◆ TASK REQUIREMENTS ◆
Collect each line holding the string "Time".

◆ DATASET ◆
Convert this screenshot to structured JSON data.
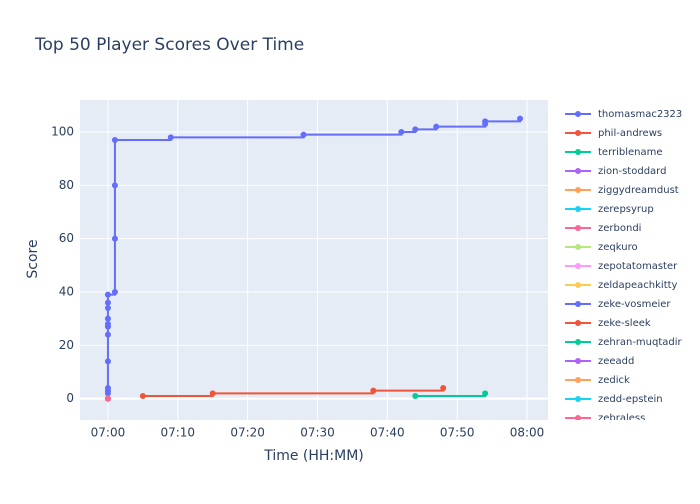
{
  "chart_data": {
    "type": "line",
    "line_shape": "hv",
    "title": "Top 50 Player Scores Over Time",
    "x_label": "Time (HH:MM)",
    "y_label": "Score",
    "xlim": [
      "06:56",
      "08:03"
    ],
    "xticks": [
      "07:00",
      "07:10",
      "07:20",
      "07:30",
      "07:40",
      "07:50",
      "08:00"
    ],
    "ylim": [
      -8,
      112
    ],
    "yticks": [
      0,
      20,
      40,
      60,
      80,
      100
    ],
    "grid": true,
    "legend": "right",
    "series": [
      {
        "name": "thomasmac2323",
        "color": "#636efa",
        "x": [
          "07:00",
          "07:00",
          "07:00",
          "07:00",
          "07:00",
          "07:00",
          "07:00",
          "07:00",
          "07:00",
          "07:00",
          "07:00",
          "07:00",
          "07:01",
          "07:01",
          "07:01",
          "07:01",
          "07:09",
          "07:28",
          "07:42",
          "07:44",
          "07:47",
          "07:54",
          "07:54",
          "07:59"
        ],
        "values": [
          0,
          2,
          3,
          4,
          14,
          24,
          27,
          28,
          30,
          34,
          36,
          39,
          40,
          60,
          80,
          97,
          98,
          99,
          100,
          101,
          102,
          103,
          104,
          105
        ]
      },
      {
        "name": "phil-andrews",
        "color": "#ef553b",
        "x": [
          "07:05",
          "07:15",
          "07:38",
          "07:48"
        ],
        "values": [
          1,
          2,
          3,
          4
        ]
      },
      {
        "name": "terriblename",
        "color": "#00cc96",
        "x": [
          "07:44",
          "07:54"
        ],
        "values": [
          1,
          2
        ]
      },
      {
        "name": "zion-stoddard",
        "color": "#ab63fa",
        "x": [
          "07:00"
        ],
        "values": [
          0
        ]
      },
      {
        "name": "ziggydreamdust",
        "color": "#ffa15a",
        "x": [
          "07:00"
        ],
        "values": [
          0
        ]
      },
      {
        "name": "zerepsyrup",
        "color": "#19d3f3",
        "x": [
          "07:00"
        ],
        "values": [
          0
        ]
      },
      {
        "name": "zerbondi",
        "color": "#ff6692",
        "x": [
          "07:00"
        ],
        "values": [
          0
        ]
      },
      {
        "name": "zeqkuro",
        "color": "#b6e880",
        "x": [
          "07:00"
        ],
        "values": [
          0
        ]
      },
      {
        "name": "zepotatomaster",
        "color": "#ff97ff",
        "x": [
          "07:00"
        ],
        "values": [
          0
        ]
      },
      {
        "name": "zeldapeachkitty",
        "color": "#fecb52",
        "x": [
          "07:00"
        ],
        "values": [
          0
        ]
      },
      {
        "name": "zeke-vosmeier",
        "color": "#636efa",
        "x": [
          "07:00"
        ],
        "values": [
          0
        ]
      },
      {
        "name": "zeke-sleek",
        "color": "#ef553b",
        "x": [
          "07:00"
        ],
        "values": [
          0
        ]
      },
      {
        "name": "zehran-muqtadir",
        "color": "#00cc96",
        "x": [
          "07:00"
        ],
        "values": [
          0
        ]
      },
      {
        "name": "zeeadd",
        "color": "#ab63fa",
        "x": [
          "07:00"
        ],
        "values": [
          0
        ]
      },
      {
        "name": "zedick",
        "color": "#ffa15a",
        "x": [
          "07:00"
        ],
        "values": [
          0
        ]
      },
      {
        "name": "zedd-epstein",
        "color": "#19d3f3",
        "x": [
          "07:00"
        ],
        "values": [
          0
        ]
      },
      {
        "name": "zebraless",
        "color": "#ff6692",
        "x": [
          "07:00"
        ],
        "values": [
          0
        ]
      }
    ]
  }
}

◆ EXERCISE ANSWER ◆
    "title": "Top 50 Player Scores Over Time",
    "x_label": "Time (HH:MM)",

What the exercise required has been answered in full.